- **What is required**
Scan the records for the word "Learn". Copy each line that includes it.

********

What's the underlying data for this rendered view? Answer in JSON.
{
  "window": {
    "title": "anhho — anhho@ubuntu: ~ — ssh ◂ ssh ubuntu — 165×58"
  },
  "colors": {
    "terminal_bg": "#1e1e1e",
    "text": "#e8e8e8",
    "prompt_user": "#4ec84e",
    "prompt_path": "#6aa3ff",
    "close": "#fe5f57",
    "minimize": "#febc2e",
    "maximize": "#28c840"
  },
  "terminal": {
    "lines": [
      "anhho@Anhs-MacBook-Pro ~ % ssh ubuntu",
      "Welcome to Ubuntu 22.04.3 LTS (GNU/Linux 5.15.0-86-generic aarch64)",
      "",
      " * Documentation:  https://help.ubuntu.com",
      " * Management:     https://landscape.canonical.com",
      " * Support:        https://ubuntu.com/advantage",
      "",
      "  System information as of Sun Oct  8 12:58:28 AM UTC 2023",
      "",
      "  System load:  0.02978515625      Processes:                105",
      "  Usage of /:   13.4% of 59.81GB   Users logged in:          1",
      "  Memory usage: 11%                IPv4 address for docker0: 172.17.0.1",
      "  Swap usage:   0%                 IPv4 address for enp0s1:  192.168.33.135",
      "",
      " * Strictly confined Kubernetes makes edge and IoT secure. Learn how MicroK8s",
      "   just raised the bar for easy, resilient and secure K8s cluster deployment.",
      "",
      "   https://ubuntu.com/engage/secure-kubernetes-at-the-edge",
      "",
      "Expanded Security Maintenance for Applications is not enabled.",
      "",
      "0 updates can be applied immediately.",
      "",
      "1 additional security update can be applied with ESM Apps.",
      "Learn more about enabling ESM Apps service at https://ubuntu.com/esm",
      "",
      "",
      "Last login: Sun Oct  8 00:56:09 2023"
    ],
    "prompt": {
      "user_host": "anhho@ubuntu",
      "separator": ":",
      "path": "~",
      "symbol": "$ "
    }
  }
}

********

- **Solved problem**
      " * Strictly confined Kubernetes makes edge and IoT secure. Learn how MicroK8s",
      "Learn more about enabling ESM Apps service at https://ubuntu.com/esm",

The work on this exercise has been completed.